(Entries taken from a collection)
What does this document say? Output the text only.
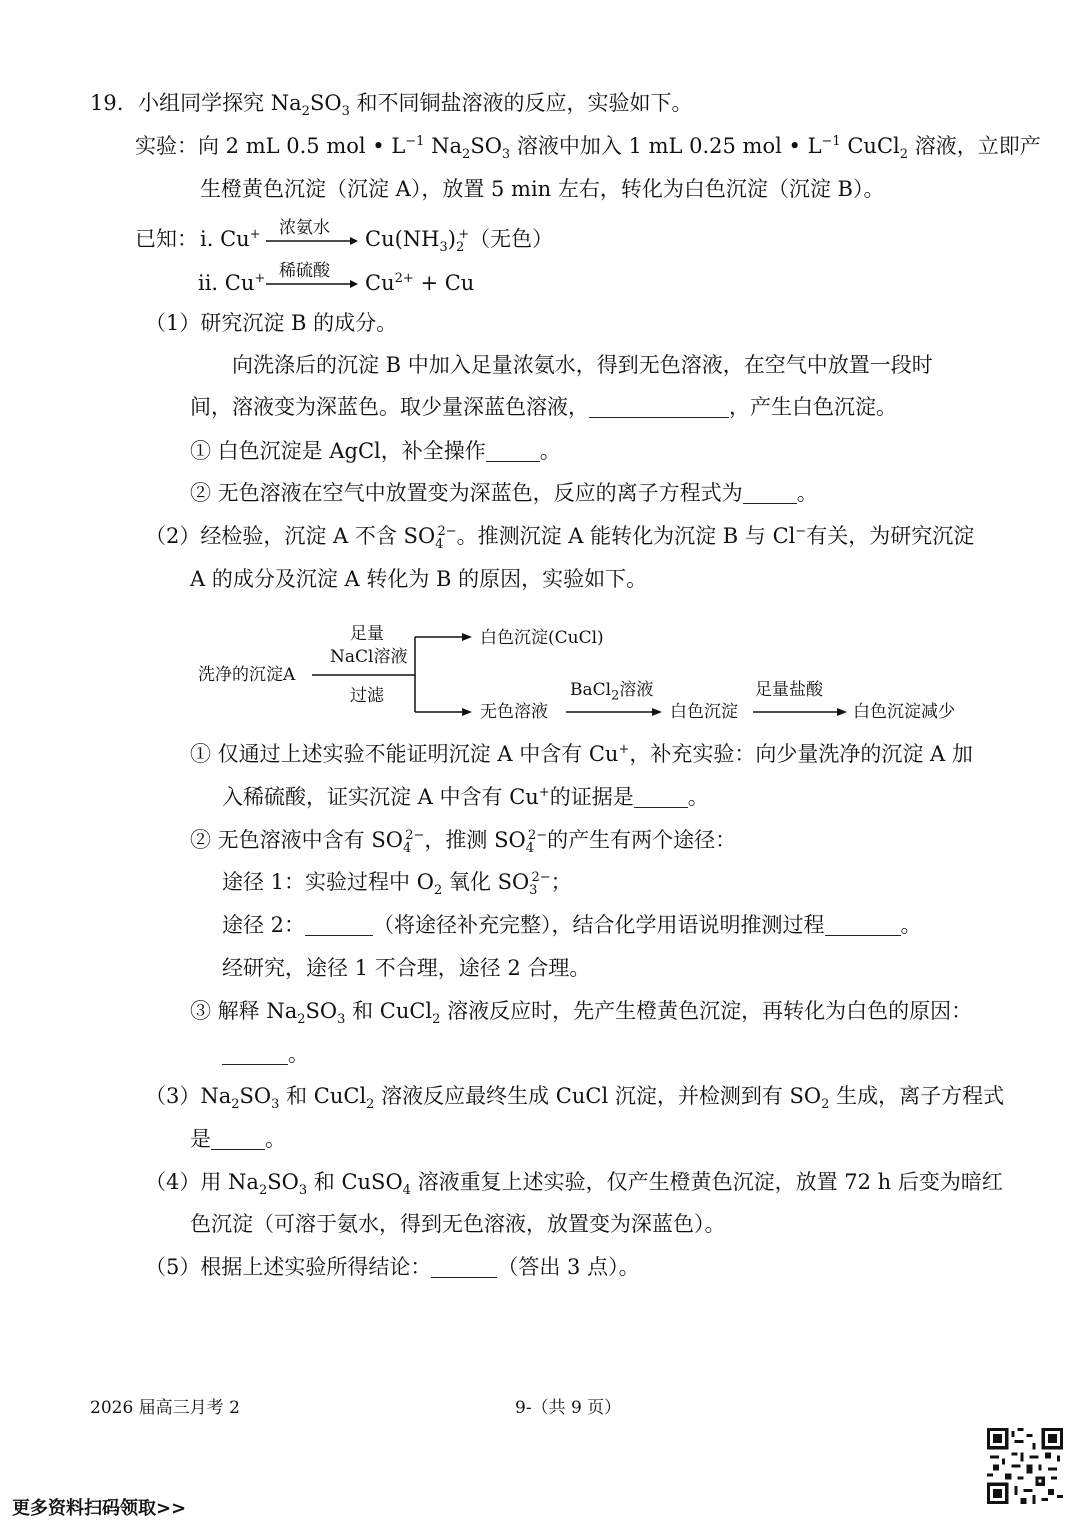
19. 小组同学探究 $Na_2SO_3$ 和不同铜盐溶液的反应，实验如下。
实验：向 2 mL 0.5 mol • $L^{-1}$ $Na_2SO_3$ 溶液中加入 1 mL 0.25 mol • $L^{-1}$ CuCl$_2$ 溶液，立即产
生橙黄色沉淀（沉淀 A），放置 5 min 左右，转化为白色沉淀（沉淀 B）。
已知： i. Cu+ 浓氨水 $Cu(NH_3)_2^+$（无色）
ii. Cu+ 稀硫酸 $Cu^{2+} + Cu$
（1）研究沉淀 B 的成分。
向洗涤后的沉淀 B 中加入足量浓氨水，得到无色溶液，在空气中放置一段时
间，溶液变为深蓝色。取少量深蓝色溶液，	，产生白色沉淀。
① 白色沉淀是 AgCl，补全操作	。
② 无色溶液在空气中放置变为深蓝色，反应的离子方程式为	。
（2）经检验，沉淀 A 不含 $SO_4^{2-}$。推测沉淀 A 能转化为沉淀 B 与 Cl−有关，为研究沉淀
A 的成分及沉淀 A 转化为 B 的原因，实验如下。
洗净的沉淀A
足量
NaCl溶液
过滤
白色沉淀(CuCl)
无色溶液
BaCl$_2$溶液
白色沉淀
足量盐酸
白色沉淀减少
① 仅通过上述实验不能证明沉淀 A 中含有 Cu+，补充实验：向少量洗净的沉淀 A 加
入稀硫酸，证实沉淀 A 中含有 Cu+的证据是	。
② 无色溶液中含有 $SO_4^{2-}$，推测 $SO_4^{2-}$的产生有两个途径：
途径 1：实验过程中 $O_2$ 氧化 $SO_3^{2-}$；
途径 2：	（将途径补充完整），结合化学用语说明推测过程	。
经研究，途径 1 不合理，途径 2 合理。
③ 解释 $Na_2SO_3$ 和 CuCl$_2$ 溶液反应时，先产生橙黄色沉淀，再转化为白色的原因：
。
$(3)Na_2SO_3$ 和 CuCl$_2$ 溶液反应最终生成 CuCl 沉淀，并检测到有 $SO_2$ 生成，离子方程式
是	。
（4）用 $Na_2SO_3$ 和 CuSO$_4$ 溶液重复上述实验，仅产生橙黄色沉淀，放置 72 h 后变为暗红
色沉淀（可溶于氨水，得到无色溶液，放置变为深蓝色）。
（5）根据上述实验所得结论：	（答出 3 点）。
2026 届高三月考 2	9-（共 9 页）
更多资料扫码领取>>
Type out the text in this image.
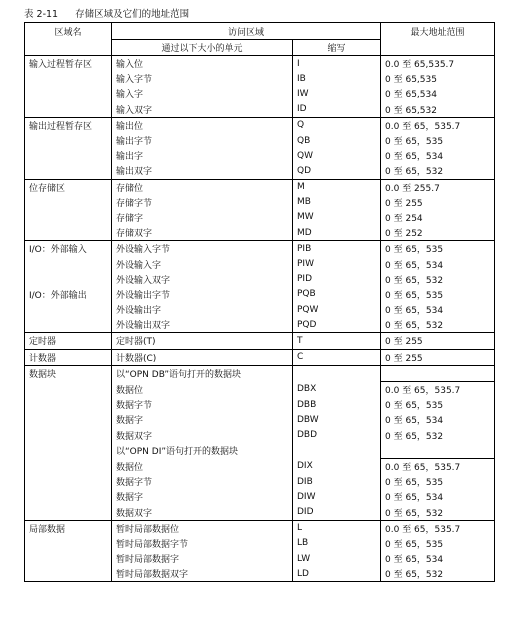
表 2-11 存储区域及它们的地址范围
区域名	访问区域		最大地址范围
	通过以下大小的单元	缩写	
输入过程暂存区	输入位	I	0.0 至 65,535.7
	输入字节	IB	0 至 65,535
	输入字	IW	0 至 65,534
	输入双字	ID	0 至 65,532
输出过程暂存区	输出位	Q	0.0 至 65，535.7
	输出字节	QB	0 至 65，535
	输出字	QW	0 至 65，534
	输出双字	QD	0 至 65，532
位存储区	存储位	M	0.0 至 255.7
	存储字节	MB	0 至 255
	存储字	MW	0 至 254
	存储双字	MD	0 至 252
I/O：外部输入	外设输入字节	PIB	0 至 65，535
	外设输入字	PIW	0 至 65，534
	外设输入双字	PID	0 至 65，532
I/O：外部输出	外设输出字节	PQB	0 至 65，535
	外设输出字	PQW	0 至 65，534
	外设输出双字	PQD	0 至 65，532
定时器	定时器(T)	T	0 至 255
计数器	计数器(C)	C	0 至 255
数据块	以“OPN DB”语句打开的数据块		
	数据位	DBX	0.0 至 65，535.7
	数据字节	DBB	0 至 65，535
	数据字	DBW	0 至 65，534
	数据双字	DBD	0 至 65，532
	以“OPN DI”语句打开的数据块		
	数据位	DIX	0.0 至 65，535.7
	数据字节	DIB	0 至 65，535
	数据字	DIW	0 至 65，534
	数据双字	DID	0 至 65，532
局部数据	暂时局部数据位	L	0.0 至 65，535.7
	暂时局部数据字节	LB	0 至 65，535
	暂时局部数据字	LW	0 至 65，534
	暂时局部数据双字	LD	0 至 65，532
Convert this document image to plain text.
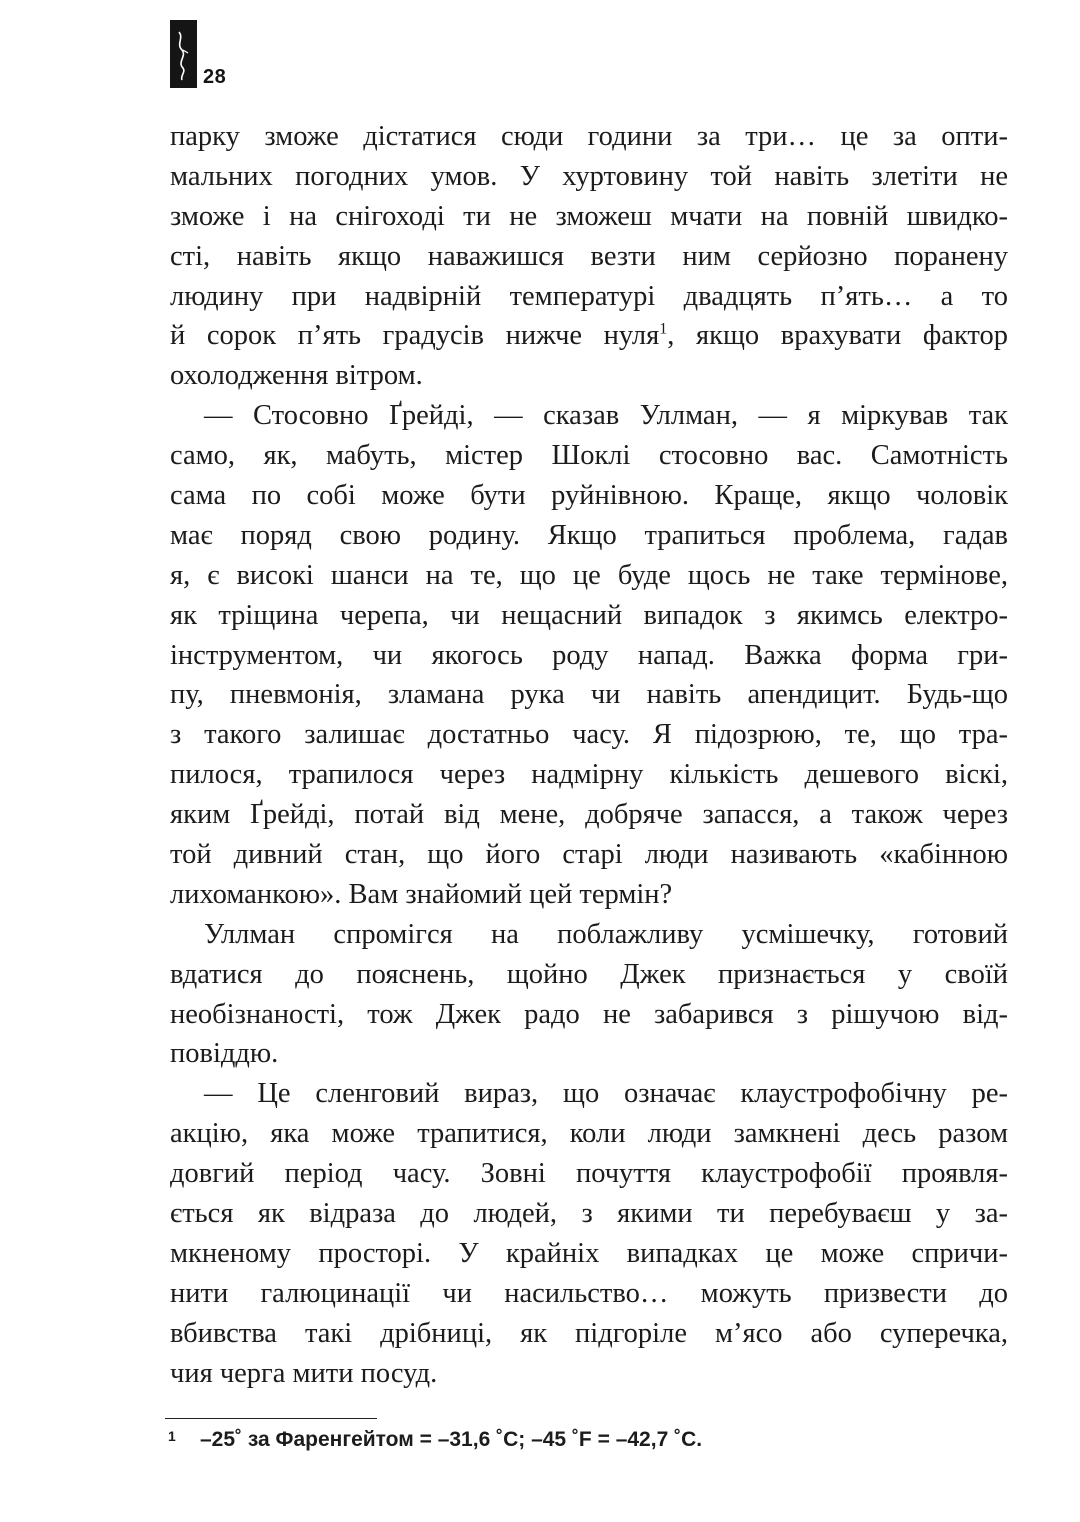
28
парку зможе дістатися сюди години за три… це за опти-
мальних погодних умов. У хуртовину той навіть злетіти не
зможе і на снігоході ти не зможеш мчати на повній швидко-
сті, навіть якщо наважишся везти ним серйозно поранену
людину при надвірній температурі двадцять п’ять… а то
й сорок п’ять градусів нижче нуля$^1$, якщо врахувати фактор
охолодження вітром.
— Стосовно Ґрейді, — сказав Уллман, — я міркував так
само, як, мабуть, містер Шоклі стосовно вас. Самотність
сама по собі може бути руйнівною. Краще, якщо чоловік
має поряд свою родину. Якщо трапиться проблема, гадав
я, є високі шанси на те, що це буде щось не таке термінове,
як тріщина черепа, чи нещасний випадок з якимсь електро-
інструментом, чи якогось роду напад. Важка форма гри-
пу, пневмонія, зламана рука чи навіть апендицит. Будь-що
з такого залишає достатньо часу. Я підозрюю, те, що тра-
пилося, трапилося через надмірну кількість дешевого віскі,
яким Ґрейді, потай від мене, добряче запасся, а також через
той дивний стан, що його старі люди називають «кабінною
лихоманкою». Вам знайомий цей термін?
Уллман спромігся на поблажливу усмішечку, готовий
вдатися до пояснень, щойно Джек признається у своїй
необізнаності, тож Джек радо не забарився з рішучою від-
повіддю.
— Це сленговий вираз, що означає клаустрофобічну ре-
акцію, яка може трапитися, коли люди замкнені десь разом
довгий період часу. Зовні почуття клаустрофобії проявля-
ється як відраза до людей, з якими ти перебуваєш у за-
мкненому просторі. У крайніх випадках це може спричи-
нити галюцинації чи насильство… можуть призвести до
вбивства такі дрібниці, як підгоріле м’ясо або суперечка,
чия черга мити посуд.
1 –25˚ за Фаренгейтом = –31,6 ˚С; –45 ˚F = –42,7 ˚С.
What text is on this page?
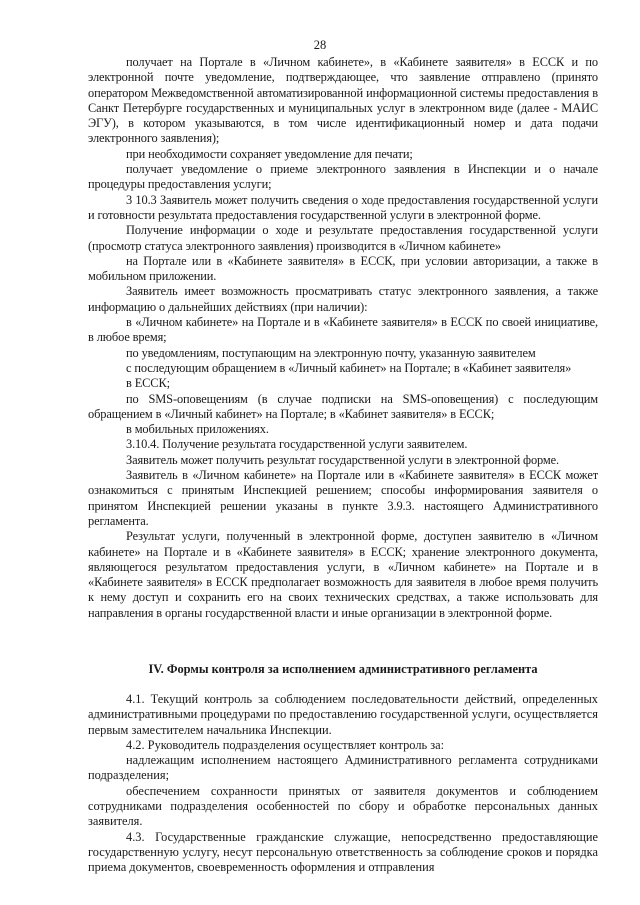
28

получает на Портале в «Личном кабинете», в «Кабинете заявителя» в ЕССК и по электронной почте уведомление, подтверждающее, что заявление отправлено (принято оператором Межведомственной автоматизированной информационной системы предоставления в Санкт Петербурге государственных и муниципальных услуг в электронном виде (далее - МАИС ЭГУ), в котором указываются, в том числе идентификационный номер и дата подачи электронного заявления);

при необходимости сохраняет уведомление для печати;

получает уведомление о приеме электронного заявления в Инспекции и о начале процедуры предоставления услуги;

3 10.3 Заявитель может получить сведения о ходе предоставления государственной услуги и готовности результата предоставления государственной услуги в электронной форме.

Получение информации о ходе и результате предоставления государственной услуги (просмотр статуса электронного заявления) производится в «Личном кабинете»

на Портале или в «Кабинете заявителя» в ЕССК, при условии авторизации, а также в мобильном приложении.

Заявитель имеет возможность просматривать статус электронного заявления, а также информацию о дальнейших действиях (при наличии):

в «Личном кабинете» на Портале и в «Кабинете заявителя» в ЕССК по своей инициативе, в любое время;

по уведомлениям, поступающим на электронную почту, указанную заявителем

с последующим обращением в «Личный кабинет» на Портале; в «Кабинет заявителя»

в ЕССК;

по SMS-оповещениям (в случае подписки на SMS-оповещения) с последующим обращением в «Личный кабинет» на Портале; в «Кабинет заявителя» в ЕССК;

в мобильных приложениях.

3.10.4. Получение результата государственной услуги заявителем.

Заявитель может получить результат государственной услуги в электронной форме.

Заявитель в «Личном кабинете» на Портале или в «Кабинете заявителя» в ЕССК может ознакомиться с принятым Инспекцией решением; способы информирования заявителя о принятом Инспекцией решении указаны в пункте 3.9.3. настоящего Административного регламента.

Результат услуги, полученный в электронной форме, доступен заявителю в «Личном кабинете» на Портале и в «Кабинете заявителя» в ЕССК; хранение электронного документа, являющегося результатом предоставления услуги, в «Личном кабинете» на Портале и в «Кабинете заявителя» в ЕССК предполагает возможность для заявителя в любое время получить к нему доступ и сохранить его на своих технических средствах, а также использовать для направления в органы государственной власти и иные организации в электронной форме.

IV. Формы контроля за исполнением административного регламента

4.1. Текущий контроль за соблюдением последовательности действий, определенных административными процедурами по предоставлению государственной услуги, осуществляется первым заместителем начальника Инспекции.

4.2. Руководитель подразделения осуществляет контроль за:

надлежащим исполнением настоящего Административного регламента сотрудниками подразделения;

обеспечением сохранности принятых от заявителя документов и соблюдением сотрудниками подразделения особенностей по сбору и обработке персональных данных заявителя.

4.3. Государственные гражданские служащие, непосредственно предоставляющие государственную услугу, несут персональную ответственность за соблюдение сроков и порядка приема документов, своевременность оформления и отправления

__Set exercise__
Go through the material line by line. Show each line that contains the string "соблюдением".

__Solution to the exercise__
4.1. Текущий контроль за соблюдением последовательности действий, определенных административными процедурами по предоставлению государственной услуги, осуществляется первым заместителем начальника Инспекции.
обеспечением сохранности принятых от заявителя документов и соблюдением сотрудниками подразделения особенностей по сбору и обработке персональных данных заявителя.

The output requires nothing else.